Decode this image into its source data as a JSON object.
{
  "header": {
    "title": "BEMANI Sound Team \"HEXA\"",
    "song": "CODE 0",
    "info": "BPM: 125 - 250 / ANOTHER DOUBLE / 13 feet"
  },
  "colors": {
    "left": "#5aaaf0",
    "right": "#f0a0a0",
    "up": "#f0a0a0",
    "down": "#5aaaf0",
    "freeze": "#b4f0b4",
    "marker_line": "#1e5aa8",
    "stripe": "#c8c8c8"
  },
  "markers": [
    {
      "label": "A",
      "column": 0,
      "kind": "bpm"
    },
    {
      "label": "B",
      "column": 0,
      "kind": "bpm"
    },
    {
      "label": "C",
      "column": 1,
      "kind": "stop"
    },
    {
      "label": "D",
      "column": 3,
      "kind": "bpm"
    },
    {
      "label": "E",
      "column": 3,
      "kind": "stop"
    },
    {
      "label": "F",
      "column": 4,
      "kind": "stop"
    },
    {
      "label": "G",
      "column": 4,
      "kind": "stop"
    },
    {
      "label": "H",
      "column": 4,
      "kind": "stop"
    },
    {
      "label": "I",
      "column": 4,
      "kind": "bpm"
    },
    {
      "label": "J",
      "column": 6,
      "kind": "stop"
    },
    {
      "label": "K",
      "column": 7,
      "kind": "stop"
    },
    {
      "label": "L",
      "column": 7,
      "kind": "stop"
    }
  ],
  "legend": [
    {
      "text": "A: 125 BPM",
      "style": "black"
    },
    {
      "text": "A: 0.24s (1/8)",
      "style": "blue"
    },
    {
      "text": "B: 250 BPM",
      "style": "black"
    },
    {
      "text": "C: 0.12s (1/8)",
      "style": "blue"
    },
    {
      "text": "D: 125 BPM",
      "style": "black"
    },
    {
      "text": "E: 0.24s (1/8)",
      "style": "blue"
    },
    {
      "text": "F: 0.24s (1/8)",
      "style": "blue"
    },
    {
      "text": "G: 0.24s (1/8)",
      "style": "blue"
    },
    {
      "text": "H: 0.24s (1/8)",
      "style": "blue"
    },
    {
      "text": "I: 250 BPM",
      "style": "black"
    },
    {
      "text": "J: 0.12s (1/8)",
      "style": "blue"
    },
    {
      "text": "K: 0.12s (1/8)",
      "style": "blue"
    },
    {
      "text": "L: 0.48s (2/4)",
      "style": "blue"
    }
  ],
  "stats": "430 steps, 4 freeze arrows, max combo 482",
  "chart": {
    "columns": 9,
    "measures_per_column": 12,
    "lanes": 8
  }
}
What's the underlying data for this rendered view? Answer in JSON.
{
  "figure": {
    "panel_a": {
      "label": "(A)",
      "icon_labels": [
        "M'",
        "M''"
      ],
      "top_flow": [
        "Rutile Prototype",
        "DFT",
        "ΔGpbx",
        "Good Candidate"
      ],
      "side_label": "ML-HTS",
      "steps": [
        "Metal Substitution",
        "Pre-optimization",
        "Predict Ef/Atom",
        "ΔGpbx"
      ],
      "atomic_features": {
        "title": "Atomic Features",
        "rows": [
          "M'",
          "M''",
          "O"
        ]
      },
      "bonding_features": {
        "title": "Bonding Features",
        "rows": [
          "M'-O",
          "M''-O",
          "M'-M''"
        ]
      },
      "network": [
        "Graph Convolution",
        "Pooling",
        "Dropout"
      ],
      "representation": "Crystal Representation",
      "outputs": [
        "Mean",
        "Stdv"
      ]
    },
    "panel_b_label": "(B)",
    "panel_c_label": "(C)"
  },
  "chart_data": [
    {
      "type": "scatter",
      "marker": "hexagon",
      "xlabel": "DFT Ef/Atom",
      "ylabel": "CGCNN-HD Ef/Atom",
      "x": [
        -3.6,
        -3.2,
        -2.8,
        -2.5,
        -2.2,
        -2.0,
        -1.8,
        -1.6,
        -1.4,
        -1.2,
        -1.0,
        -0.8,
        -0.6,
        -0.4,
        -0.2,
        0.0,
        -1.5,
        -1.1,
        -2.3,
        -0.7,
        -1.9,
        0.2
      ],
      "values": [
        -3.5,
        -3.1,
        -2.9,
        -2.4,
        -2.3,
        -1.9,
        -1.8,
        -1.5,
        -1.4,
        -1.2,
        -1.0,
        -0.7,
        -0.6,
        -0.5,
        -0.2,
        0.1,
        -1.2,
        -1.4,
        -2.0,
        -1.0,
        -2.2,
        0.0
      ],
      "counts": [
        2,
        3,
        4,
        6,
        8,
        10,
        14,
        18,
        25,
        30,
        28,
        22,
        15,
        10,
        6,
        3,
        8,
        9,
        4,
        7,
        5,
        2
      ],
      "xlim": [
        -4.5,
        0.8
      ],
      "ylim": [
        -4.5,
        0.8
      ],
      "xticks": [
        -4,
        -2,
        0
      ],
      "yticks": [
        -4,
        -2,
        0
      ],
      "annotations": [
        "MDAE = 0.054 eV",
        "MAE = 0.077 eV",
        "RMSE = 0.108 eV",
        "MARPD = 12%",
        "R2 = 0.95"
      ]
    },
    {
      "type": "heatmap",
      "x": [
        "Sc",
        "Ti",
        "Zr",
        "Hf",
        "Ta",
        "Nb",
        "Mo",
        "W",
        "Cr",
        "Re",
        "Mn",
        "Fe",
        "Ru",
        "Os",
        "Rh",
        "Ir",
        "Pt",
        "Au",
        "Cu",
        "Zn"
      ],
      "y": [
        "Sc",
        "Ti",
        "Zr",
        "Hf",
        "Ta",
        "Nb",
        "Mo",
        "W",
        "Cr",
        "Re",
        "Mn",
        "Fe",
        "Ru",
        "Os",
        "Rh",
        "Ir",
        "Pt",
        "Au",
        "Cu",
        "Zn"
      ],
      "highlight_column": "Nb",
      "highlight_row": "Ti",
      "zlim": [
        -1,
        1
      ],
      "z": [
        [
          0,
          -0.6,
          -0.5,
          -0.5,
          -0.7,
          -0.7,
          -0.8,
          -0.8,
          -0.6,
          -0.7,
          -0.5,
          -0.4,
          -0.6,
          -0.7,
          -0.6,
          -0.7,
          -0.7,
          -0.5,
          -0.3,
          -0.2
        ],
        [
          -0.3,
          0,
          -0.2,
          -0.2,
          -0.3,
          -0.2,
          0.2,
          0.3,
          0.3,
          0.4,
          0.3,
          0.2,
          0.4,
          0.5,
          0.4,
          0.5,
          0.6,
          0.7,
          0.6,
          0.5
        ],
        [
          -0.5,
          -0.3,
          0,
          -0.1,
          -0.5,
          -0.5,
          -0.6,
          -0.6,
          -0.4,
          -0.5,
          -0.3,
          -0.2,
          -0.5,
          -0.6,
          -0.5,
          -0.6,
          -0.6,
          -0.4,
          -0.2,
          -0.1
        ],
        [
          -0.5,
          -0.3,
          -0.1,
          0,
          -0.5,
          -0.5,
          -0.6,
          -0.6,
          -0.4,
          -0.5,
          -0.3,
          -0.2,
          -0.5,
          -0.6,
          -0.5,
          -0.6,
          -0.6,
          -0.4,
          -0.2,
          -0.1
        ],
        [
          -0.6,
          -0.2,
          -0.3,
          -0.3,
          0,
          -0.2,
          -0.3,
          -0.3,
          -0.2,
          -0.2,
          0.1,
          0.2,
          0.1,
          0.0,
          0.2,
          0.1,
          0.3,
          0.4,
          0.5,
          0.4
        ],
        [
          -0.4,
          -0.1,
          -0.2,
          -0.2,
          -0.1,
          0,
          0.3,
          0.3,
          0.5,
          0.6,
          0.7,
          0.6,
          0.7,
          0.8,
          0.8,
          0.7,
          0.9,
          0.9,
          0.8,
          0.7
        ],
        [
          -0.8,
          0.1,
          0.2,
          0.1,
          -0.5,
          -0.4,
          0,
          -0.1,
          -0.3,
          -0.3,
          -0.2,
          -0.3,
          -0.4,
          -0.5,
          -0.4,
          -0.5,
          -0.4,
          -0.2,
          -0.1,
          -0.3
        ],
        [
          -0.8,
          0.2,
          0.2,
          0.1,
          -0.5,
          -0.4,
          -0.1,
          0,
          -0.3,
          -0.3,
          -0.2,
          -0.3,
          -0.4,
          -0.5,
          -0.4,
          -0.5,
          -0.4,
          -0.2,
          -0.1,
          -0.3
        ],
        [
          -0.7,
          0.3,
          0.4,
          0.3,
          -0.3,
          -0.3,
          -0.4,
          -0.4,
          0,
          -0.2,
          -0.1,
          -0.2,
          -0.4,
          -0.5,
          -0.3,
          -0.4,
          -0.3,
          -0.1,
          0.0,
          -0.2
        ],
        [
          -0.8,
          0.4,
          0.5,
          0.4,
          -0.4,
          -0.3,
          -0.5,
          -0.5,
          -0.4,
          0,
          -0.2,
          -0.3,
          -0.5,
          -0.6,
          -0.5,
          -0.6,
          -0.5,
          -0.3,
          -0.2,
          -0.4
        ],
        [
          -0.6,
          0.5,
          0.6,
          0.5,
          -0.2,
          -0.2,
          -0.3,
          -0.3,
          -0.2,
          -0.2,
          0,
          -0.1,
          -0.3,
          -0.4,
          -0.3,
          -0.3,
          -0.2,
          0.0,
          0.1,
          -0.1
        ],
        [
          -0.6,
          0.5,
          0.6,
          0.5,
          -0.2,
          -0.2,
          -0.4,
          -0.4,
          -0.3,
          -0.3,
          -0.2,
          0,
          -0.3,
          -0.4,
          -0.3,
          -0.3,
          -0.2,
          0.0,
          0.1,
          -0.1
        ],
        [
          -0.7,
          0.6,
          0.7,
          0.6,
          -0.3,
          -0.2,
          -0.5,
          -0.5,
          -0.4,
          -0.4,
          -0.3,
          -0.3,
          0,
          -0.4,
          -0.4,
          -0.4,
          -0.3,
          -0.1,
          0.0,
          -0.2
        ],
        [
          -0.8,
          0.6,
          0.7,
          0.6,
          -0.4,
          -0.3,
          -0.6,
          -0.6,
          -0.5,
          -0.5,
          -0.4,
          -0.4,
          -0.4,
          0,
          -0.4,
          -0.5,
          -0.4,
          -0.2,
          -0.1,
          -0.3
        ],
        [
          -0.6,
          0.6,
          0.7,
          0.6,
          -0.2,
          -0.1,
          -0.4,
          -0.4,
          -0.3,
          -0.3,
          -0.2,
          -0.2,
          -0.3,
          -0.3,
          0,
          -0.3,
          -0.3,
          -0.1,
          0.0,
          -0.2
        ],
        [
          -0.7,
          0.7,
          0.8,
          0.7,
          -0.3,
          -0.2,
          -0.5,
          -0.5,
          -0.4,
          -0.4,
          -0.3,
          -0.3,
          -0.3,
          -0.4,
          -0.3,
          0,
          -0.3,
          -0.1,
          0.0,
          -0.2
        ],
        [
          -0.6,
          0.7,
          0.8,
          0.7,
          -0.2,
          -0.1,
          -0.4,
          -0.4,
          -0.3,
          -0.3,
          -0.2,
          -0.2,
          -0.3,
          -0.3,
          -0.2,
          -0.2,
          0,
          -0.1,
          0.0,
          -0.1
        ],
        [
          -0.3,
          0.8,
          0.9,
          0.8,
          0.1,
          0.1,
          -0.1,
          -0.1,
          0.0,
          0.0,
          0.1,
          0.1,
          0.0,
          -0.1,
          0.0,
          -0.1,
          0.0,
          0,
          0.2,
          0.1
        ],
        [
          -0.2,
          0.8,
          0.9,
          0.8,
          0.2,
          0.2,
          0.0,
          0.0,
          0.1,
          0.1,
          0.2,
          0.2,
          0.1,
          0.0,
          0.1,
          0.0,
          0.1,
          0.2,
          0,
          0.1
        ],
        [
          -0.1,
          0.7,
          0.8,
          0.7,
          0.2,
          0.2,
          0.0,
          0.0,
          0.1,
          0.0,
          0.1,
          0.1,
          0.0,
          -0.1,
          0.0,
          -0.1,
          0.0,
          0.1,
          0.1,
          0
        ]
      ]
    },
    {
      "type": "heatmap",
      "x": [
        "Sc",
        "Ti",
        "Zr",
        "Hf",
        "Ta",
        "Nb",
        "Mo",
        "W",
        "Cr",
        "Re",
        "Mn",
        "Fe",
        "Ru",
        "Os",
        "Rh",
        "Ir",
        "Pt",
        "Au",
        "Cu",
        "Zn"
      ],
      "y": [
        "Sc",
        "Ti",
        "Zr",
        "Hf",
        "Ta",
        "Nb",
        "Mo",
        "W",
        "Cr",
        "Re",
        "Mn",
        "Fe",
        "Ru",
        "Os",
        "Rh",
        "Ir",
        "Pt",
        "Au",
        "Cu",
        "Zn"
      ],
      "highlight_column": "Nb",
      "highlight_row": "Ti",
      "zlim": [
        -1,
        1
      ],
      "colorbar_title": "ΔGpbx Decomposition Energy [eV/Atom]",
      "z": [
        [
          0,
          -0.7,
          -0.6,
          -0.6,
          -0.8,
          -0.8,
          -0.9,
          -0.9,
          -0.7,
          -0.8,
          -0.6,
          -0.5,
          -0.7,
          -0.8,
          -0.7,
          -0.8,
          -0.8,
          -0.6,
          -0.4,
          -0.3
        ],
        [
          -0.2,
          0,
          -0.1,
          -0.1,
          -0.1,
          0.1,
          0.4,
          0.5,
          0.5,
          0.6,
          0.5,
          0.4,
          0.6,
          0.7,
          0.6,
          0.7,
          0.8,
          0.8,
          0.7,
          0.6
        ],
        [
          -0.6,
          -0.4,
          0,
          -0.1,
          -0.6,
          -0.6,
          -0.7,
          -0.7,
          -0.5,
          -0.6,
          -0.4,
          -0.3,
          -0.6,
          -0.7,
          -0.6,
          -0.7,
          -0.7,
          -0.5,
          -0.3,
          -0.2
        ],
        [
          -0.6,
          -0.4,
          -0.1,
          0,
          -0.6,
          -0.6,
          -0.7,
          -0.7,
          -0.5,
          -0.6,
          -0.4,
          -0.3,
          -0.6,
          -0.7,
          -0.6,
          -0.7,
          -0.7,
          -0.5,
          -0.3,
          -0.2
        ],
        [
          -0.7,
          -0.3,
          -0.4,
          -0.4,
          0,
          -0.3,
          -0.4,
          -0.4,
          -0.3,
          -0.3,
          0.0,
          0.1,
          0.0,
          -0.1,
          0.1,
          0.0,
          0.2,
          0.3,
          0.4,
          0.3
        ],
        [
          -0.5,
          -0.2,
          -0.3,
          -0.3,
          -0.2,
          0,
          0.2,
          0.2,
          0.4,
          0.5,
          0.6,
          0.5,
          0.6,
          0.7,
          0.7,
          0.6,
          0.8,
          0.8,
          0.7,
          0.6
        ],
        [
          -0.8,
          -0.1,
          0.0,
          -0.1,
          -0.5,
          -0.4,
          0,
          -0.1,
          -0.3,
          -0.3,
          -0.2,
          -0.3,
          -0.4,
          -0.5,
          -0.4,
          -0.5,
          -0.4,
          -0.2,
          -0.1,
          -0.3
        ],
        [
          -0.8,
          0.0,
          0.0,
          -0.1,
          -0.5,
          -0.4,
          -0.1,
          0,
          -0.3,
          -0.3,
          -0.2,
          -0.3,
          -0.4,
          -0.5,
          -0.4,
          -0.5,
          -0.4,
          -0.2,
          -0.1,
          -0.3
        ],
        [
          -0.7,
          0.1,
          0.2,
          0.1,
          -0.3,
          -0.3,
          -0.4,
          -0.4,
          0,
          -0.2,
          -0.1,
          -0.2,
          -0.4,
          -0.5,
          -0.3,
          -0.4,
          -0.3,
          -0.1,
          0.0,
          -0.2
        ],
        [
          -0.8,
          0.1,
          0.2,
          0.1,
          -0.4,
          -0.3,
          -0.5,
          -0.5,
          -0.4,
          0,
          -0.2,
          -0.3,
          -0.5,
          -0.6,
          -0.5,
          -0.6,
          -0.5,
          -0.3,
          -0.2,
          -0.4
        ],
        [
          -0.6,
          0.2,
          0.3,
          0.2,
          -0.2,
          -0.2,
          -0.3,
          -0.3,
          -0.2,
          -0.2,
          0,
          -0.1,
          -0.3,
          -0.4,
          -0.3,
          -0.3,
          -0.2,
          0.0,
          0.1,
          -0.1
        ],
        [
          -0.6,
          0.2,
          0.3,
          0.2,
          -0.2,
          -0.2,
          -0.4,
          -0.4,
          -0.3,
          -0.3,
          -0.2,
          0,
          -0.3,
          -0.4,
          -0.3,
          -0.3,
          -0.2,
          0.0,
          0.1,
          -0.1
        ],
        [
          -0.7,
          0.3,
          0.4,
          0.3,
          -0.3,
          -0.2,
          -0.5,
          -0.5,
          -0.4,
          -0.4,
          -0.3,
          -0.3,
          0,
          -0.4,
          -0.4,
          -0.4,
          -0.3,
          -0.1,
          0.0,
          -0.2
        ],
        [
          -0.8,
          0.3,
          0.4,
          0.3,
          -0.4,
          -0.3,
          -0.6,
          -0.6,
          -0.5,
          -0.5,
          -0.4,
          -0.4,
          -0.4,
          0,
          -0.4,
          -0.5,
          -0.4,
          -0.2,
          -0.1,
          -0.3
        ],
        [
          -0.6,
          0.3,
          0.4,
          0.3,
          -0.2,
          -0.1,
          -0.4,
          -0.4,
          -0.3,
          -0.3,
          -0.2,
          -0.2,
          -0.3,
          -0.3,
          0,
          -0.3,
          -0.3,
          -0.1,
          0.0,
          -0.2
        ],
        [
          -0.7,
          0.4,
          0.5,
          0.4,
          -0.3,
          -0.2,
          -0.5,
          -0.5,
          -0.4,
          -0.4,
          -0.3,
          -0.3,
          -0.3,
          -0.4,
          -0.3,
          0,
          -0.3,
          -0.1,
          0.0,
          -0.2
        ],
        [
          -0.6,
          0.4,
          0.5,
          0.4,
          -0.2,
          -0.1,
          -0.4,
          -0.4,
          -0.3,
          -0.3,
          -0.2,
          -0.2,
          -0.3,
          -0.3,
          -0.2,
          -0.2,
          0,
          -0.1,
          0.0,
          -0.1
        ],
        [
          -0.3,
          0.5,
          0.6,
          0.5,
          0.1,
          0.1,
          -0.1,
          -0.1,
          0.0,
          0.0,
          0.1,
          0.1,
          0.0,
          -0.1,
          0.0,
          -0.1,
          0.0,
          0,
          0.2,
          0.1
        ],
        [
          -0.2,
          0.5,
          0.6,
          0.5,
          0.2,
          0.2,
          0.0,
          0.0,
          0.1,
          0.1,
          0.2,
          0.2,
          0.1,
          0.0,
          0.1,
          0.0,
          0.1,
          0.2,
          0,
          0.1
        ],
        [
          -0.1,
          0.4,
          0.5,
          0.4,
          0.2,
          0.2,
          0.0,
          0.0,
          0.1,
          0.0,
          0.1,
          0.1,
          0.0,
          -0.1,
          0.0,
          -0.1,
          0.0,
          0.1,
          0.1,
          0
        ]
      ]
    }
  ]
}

> [Instructions to follow]: Wherever the string "ΔGpbx" appears in the entries above, list that line.

> [Problem solution]:
        "ΔGpbx",
        "ΔGpbx"
      "colorbar_title": "ΔGpbx Decomposition Energy [eV/Atom]",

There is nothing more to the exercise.